[start Data shown]

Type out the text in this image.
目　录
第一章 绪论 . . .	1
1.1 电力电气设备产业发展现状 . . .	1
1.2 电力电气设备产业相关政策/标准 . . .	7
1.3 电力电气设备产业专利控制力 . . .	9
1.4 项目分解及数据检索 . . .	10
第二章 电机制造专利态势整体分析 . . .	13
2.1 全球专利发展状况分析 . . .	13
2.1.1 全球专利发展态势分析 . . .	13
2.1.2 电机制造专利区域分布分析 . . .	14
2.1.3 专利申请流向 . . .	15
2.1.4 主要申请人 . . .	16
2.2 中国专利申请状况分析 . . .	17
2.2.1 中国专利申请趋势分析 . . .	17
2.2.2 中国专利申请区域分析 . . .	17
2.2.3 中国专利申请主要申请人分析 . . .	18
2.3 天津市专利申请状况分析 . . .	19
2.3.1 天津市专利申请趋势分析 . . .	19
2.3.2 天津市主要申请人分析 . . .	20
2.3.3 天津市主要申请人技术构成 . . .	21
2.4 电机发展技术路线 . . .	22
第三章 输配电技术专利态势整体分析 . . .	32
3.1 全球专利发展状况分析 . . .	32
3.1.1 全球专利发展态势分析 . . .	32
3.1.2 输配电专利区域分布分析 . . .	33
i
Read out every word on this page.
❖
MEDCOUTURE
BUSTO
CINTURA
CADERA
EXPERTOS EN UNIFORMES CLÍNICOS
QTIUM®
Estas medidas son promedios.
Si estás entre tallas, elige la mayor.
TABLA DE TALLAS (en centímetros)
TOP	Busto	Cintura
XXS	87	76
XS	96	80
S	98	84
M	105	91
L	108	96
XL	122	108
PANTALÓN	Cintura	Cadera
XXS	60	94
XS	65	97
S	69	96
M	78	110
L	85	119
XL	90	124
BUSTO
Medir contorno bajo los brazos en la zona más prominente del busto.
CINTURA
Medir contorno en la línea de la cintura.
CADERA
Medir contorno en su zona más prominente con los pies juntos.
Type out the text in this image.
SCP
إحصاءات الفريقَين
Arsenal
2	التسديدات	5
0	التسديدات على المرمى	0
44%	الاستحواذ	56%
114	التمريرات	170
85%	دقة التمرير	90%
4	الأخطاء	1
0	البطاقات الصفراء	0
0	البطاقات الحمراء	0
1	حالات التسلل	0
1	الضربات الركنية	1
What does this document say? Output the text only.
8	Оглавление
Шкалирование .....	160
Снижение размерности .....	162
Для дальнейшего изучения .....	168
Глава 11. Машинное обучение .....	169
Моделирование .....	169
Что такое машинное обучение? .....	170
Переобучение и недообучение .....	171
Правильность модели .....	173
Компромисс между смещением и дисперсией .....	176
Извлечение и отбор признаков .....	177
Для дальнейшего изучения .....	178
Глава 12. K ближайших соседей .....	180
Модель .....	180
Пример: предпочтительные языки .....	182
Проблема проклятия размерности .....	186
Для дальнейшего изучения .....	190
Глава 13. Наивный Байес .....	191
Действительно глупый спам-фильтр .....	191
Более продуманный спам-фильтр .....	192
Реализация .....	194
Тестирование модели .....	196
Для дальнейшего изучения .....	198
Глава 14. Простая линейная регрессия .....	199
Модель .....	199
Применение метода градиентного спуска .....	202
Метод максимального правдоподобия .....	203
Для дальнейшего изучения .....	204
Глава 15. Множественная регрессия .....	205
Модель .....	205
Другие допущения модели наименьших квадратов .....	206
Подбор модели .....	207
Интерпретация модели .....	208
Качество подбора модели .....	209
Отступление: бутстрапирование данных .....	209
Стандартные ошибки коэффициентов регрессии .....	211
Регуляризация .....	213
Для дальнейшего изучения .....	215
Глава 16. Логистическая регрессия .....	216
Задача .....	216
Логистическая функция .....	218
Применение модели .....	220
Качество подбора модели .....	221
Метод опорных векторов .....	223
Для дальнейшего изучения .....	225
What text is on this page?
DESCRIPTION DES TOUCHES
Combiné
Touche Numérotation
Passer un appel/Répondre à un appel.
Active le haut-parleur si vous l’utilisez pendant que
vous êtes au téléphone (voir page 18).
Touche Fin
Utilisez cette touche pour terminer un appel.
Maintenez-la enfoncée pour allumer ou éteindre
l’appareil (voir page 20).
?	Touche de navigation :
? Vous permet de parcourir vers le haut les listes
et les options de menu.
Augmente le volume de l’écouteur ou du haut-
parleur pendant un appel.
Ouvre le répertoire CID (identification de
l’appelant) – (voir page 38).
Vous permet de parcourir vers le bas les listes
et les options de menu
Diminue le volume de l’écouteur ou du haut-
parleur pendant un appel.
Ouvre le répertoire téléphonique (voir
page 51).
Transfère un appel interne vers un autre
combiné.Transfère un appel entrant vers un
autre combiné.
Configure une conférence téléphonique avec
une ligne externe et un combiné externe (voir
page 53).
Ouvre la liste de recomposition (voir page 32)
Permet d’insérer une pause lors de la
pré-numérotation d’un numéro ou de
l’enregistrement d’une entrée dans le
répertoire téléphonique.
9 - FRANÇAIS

[end Data shown]

◆ Exercise aim ◆
Set down the material above again, word for word.

◆ Response to the exercise ◆
Type out the text in this image.
目　录
第一章 绪论 . . .	1
1.1 电力电气设备产业发展现状 . . .	1
1.2 电力电气设备产业相关政策/标准 . . .	7
1.3 电力电气设备产业专利控制力 . . .	9
1.4 项目分解及数据检索 . . .	10
第二章 电机制造专利态势整体分析 . . .	13
2.1 全球专利发展状况分析 . . .	13
2.1.1 全球专利发展态势分析 . . .	13
2.1.2 电机制造专利区域分布分析 . . .	14
2.1.3 专利申请流向 . . .	15
2.1.4 主要申请人 . . .	16
2.2 中国专利申请状况分析 . . .	17
2.2.1 中国专利申请趋势分析 . . .	17
2.2.2 中国专利申请区域分析 . . .	17
2.2.3 中国专利申请主要申请人分析 . . .	18
2.3 天津市专利申请状况分析 . . .	19
2.3.1 天津市专利申请趋势分析 . . .	19
2.3.2 天津市主要申请人分析 . . .	20
2.3.3 天津市主要申请人技术构成 . . .	21
2.4 电机发展技术路线 . . .	22
第三章 输配电技术专利态势整体分析 . . .	32
3.1 全球专利发展状况分析 . . .	32
3.1.1 全球专利发展态势分析 . . .	32
3.1.2 输配电专利区域分布分析 . . .	33
i
Read out every word on this page.
❖
MEDCOUTURE
BUSTO
CINTURA
CADERA
EXPERTOS EN UNIFORMES CLÍNICOS
QTIUM®
Estas medidas son promedios.
Si estás entre tallas, elige la mayor.
TABLA DE TALLAS (en centímetros)
TOP	Busto	Cintura
XXS	87	76
XS	96	80
S	98	84
M	105	91
L	108	96
XL	122	108
PANTALÓN	Cintura	Cadera
XXS	60	94
XS	65	97
S	69	96
M	78	110
L	85	119
XL	90	124
BUSTO
Medir contorno bajo los brazos en la zona más prominente del busto.
CINTURA
Medir contorno en la línea de la cintura.
CADERA
Medir contorno en su zona más prominente con los pies juntos.
Type out the text in this image.
SCP
إحصاءات الفريقَين
Arsenal
2	التسديدات	5
0	التسديدات على المرمى	0
44%	الاستحواذ	56%
114	التمريرات	170
85%	دقة التمرير	90%
4	الأخطاء	1
0	البطاقات الصفراء	0
0	البطاقات الحمراء	0
1	حالات التسلل	0
1	الضربات الركنية	1
What does this document say? Output the text only.
8	Оглавление
Шкалирование .....	160
Снижение размерности .....	162
Для дальнейшего изучения .....	168
Глава 11. Машинное обучение .....	169
Моделирование .....	169
Что такое машинное обучение? .....	170
Переобучение и недообучение .....	171
Правильность модели .....	173
Компромисс между смещением и дисперсией .....	176
Извлечение и отбор признаков .....	177
Для дальнейшего изучения .....	178
Глава 12. K ближайших соседей .....	180
Модель .....	180
Пример: предпочтительные языки .....	182
Проблема проклятия размерности .....	186
Для дальнейшего изучения .....	190
Глава 13. Наивный Байес .....	191
Действительно глупый спам-фильтр .....	191
Более продуманный спам-фильтр .....	192
Реализация .....	194
Тестирование модели .....	196
Для дальнейшего изучения .....	198
Глава 14. Простая линейная регрессия .....	199
Модель .....	199
Применение метода градиентного спуска .....	202
Метод максимального правдоподобия .....	203
Для дальнейшего изучения .....	204
Глава 15. Множественная регрессия .....	205
Модель .....	205
Другие допущения модели наименьших квадратов .....	206
Подбор модели .....	207
Интерпретация модели .....	208
Качество подбора модели .....	209
Отступление: бутстрапирование данных .....	209
Стандартные ошибки коэффициентов регрессии .....	211
Регуляризация .....	213
Для дальнейшего изучения .....	215
Глава 16. Логистическая регрессия .....	216
Задача .....	216
Логистическая функция .....	218
Применение модели .....	220
Качество подбора модели .....	221
Метод опорных векторов .....	223
Для дальнейшего изучения .....	225
What text is on this page?
DESCRIPTION DES TOUCHES
Combiné
Touche Numérotation
Passer un appel/Répondre à un appel.
Active le haut-parleur si vous l’utilisez pendant que
vous êtes au téléphone (voir page 18).
Touche Fin
Utilisez cette touche pour terminer un appel.
Maintenez-la enfoncée pour allumer ou éteindre
l’appareil (voir page 20).
?	Touche de navigation :
? Vous permet de parcourir vers le haut les listes
et les options de menu.
Augmente le volume de l’écouteur ou du haut-
parleur pendant un appel.
Ouvre le répertoire CID (identification de
l’appelant) – (voir page 38).
Vous permet de parcourir vers le bas les listes
et les options de menu
Diminue le volume de l’écouteur ou du haut-
parleur pendant un appel.
Ouvre le répertoire téléphonique (voir
page 51).
Transfère un appel interne vers un autre
combiné.Transfère un appel entrant vers un
autre combiné.
Configure une conférence téléphonique avec
une ligne externe et un combiné externe (voir
page 53).
Ouvre la liste de recomposition (voir page 32)
Permet d’insérer une pause lors de la
pré-numérotation d’un numéro ou de
l’enregistrement d’une entrée dans le
répertoire téléphonique.
9 - FRANÇAIS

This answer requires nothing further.